◆ What is being asked ◆
Report how many lines of the records below include the word "level". Give nothing but the number.
*-*-*
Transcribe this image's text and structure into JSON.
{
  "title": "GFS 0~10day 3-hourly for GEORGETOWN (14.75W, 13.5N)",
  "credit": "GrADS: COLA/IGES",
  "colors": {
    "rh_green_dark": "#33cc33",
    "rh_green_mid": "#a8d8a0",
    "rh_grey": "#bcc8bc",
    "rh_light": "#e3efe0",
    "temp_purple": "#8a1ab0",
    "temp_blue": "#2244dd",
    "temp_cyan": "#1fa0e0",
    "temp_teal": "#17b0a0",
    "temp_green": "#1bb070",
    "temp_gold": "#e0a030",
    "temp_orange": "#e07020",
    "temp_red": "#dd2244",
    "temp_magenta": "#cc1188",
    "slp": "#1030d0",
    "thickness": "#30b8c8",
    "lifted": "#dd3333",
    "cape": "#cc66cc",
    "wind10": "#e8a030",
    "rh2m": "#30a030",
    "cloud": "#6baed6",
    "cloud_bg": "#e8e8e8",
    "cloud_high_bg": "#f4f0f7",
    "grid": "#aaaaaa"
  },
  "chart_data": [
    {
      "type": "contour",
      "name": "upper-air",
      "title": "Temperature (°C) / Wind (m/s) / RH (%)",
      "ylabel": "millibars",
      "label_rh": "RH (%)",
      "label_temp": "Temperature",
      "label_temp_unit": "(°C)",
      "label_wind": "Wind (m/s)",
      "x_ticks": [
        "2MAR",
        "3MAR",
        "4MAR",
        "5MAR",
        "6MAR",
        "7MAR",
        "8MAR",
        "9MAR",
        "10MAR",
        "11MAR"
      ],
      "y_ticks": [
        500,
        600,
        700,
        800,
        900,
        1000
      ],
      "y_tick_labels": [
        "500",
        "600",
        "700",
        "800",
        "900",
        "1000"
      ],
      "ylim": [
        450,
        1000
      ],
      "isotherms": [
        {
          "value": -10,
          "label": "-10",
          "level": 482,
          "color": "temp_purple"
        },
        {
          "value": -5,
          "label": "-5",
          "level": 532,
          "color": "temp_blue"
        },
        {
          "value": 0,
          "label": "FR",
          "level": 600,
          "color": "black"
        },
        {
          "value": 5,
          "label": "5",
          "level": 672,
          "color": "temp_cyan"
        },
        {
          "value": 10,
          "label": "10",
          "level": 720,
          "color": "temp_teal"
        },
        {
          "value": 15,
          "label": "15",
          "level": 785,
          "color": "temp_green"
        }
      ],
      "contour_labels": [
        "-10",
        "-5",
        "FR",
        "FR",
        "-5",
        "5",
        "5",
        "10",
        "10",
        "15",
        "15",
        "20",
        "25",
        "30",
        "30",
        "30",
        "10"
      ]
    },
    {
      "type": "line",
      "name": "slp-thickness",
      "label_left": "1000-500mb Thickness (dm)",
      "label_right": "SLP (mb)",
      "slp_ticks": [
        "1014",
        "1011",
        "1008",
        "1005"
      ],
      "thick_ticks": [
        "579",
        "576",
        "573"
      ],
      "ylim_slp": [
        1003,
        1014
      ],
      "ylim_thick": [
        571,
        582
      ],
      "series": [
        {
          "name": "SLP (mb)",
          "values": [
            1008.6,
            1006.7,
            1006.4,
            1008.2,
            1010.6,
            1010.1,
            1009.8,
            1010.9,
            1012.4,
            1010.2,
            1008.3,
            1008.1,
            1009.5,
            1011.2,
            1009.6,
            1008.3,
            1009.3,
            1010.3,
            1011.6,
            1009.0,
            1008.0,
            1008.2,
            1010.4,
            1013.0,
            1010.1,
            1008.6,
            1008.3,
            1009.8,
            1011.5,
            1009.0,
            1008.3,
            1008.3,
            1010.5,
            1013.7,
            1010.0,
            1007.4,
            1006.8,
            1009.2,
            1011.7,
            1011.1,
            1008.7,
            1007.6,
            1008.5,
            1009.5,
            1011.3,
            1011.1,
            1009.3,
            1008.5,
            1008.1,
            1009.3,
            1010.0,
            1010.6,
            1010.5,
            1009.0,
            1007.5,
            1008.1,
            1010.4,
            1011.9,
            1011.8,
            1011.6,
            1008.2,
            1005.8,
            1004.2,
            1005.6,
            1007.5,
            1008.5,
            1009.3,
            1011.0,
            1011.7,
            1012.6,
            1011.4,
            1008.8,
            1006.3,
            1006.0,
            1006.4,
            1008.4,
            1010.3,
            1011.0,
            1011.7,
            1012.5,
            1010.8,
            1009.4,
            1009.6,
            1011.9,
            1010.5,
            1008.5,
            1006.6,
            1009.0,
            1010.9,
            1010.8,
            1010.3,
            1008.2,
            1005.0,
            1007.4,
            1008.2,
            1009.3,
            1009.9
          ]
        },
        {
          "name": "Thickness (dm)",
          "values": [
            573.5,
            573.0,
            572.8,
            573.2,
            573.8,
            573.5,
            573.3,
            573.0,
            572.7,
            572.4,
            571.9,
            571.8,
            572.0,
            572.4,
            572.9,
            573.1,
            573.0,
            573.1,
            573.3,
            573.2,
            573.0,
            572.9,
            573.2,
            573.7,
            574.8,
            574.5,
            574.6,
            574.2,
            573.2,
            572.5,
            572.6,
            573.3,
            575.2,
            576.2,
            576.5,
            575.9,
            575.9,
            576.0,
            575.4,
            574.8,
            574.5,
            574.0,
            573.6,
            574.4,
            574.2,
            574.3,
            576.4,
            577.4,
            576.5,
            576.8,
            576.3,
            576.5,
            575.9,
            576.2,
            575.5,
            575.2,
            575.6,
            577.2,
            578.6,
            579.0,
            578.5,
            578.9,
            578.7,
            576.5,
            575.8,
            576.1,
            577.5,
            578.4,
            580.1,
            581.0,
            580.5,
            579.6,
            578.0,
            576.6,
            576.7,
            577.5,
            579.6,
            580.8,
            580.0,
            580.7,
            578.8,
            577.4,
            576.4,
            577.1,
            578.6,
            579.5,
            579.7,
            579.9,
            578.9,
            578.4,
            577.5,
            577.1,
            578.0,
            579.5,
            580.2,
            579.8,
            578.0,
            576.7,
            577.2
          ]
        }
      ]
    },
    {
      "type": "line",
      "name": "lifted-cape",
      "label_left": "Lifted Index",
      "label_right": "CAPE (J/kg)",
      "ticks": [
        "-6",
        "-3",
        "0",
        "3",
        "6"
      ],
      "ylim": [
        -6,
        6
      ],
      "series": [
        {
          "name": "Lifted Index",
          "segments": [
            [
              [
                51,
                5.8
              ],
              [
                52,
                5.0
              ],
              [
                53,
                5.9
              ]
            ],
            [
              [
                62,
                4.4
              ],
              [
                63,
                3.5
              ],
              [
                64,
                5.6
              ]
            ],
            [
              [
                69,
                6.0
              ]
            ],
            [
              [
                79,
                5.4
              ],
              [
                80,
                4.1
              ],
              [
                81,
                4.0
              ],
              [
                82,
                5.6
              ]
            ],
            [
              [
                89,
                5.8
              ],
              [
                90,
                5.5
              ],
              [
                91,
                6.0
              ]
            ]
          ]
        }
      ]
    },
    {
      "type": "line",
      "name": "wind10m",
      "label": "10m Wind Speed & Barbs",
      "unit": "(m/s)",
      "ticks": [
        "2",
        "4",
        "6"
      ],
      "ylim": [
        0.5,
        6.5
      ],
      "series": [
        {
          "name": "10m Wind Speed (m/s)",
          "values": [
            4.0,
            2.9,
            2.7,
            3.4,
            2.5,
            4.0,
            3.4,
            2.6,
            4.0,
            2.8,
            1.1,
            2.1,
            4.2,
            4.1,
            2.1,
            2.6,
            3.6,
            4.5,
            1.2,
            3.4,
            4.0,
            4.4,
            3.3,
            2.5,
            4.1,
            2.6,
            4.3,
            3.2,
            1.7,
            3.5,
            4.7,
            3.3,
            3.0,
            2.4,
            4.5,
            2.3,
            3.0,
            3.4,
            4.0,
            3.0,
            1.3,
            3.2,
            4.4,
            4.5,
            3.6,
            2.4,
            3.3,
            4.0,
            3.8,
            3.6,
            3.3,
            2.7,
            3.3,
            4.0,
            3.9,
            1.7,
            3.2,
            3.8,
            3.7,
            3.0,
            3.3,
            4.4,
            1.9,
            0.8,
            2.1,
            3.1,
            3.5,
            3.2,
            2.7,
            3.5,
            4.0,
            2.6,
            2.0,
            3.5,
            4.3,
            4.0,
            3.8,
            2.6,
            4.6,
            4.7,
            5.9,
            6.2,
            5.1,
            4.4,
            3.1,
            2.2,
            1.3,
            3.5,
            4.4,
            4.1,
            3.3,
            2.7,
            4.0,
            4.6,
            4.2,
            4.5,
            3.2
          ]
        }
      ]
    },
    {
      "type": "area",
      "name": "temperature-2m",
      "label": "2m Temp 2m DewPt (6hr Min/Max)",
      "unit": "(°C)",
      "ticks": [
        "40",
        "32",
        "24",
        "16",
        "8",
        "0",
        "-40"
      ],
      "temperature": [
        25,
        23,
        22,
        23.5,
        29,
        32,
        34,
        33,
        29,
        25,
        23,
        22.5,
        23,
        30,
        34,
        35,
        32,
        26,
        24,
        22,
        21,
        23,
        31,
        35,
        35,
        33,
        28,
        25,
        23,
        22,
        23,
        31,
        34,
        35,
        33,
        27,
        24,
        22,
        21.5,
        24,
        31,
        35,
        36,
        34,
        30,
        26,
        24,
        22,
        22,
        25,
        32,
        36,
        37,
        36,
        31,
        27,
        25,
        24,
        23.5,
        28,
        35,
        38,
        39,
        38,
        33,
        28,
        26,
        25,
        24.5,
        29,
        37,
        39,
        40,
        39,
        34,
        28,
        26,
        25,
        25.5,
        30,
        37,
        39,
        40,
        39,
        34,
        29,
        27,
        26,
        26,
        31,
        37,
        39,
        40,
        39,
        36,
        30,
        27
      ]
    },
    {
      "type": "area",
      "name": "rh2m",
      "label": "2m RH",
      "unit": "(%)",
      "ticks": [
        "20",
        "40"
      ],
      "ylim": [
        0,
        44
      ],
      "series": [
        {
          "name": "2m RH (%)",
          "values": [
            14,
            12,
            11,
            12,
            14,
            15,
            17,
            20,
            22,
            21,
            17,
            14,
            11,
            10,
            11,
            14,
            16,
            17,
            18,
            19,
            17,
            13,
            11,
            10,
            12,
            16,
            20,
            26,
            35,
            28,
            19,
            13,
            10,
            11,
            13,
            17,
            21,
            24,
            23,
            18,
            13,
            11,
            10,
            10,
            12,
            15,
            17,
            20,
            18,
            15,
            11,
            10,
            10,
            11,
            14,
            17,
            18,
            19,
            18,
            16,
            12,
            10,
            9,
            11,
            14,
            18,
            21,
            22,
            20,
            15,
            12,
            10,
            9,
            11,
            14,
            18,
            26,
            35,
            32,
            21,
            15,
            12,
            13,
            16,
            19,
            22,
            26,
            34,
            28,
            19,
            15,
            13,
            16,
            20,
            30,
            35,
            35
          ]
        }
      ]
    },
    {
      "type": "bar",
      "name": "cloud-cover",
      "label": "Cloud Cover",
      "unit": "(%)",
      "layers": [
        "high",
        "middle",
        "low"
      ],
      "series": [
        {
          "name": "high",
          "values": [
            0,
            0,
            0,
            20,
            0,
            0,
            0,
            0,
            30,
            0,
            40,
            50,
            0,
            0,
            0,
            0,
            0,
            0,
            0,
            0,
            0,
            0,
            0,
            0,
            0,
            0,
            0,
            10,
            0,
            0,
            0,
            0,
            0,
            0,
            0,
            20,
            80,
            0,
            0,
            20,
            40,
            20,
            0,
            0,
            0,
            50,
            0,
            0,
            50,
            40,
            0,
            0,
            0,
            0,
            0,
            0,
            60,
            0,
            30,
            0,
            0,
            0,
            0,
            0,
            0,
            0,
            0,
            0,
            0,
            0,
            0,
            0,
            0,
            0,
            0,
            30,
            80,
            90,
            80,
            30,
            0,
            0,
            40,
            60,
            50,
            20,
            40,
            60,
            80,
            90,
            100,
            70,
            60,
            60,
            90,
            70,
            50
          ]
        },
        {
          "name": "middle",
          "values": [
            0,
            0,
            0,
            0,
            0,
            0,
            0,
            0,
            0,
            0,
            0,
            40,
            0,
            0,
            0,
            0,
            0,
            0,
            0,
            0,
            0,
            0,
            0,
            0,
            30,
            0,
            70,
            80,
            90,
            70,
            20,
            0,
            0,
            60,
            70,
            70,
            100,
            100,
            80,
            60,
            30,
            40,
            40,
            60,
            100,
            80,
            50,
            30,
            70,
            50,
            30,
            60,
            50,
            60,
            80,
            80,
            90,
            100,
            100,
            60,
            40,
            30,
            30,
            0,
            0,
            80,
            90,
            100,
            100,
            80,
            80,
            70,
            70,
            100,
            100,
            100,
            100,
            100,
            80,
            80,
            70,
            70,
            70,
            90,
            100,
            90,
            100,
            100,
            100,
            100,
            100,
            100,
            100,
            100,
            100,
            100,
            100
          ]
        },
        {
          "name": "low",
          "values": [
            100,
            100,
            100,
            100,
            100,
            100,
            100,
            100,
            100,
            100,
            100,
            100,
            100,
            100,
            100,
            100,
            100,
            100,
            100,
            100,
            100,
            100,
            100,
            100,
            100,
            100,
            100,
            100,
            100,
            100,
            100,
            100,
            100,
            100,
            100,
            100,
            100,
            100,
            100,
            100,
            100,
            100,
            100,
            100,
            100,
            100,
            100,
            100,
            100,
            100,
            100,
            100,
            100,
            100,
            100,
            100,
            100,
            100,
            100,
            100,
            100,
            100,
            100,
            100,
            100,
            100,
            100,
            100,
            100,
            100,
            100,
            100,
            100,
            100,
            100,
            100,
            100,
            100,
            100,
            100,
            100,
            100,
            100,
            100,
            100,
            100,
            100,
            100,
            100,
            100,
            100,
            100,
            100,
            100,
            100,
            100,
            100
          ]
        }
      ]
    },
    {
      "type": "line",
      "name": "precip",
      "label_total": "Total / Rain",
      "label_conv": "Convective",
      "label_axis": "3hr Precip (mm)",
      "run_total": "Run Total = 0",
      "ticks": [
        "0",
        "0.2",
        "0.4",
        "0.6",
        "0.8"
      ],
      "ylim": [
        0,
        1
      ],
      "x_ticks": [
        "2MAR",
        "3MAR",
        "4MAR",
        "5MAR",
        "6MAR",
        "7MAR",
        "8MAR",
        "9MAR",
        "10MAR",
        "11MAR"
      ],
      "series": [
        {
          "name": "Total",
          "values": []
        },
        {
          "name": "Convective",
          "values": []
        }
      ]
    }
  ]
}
*-*-*
◆ Completed task ◆
6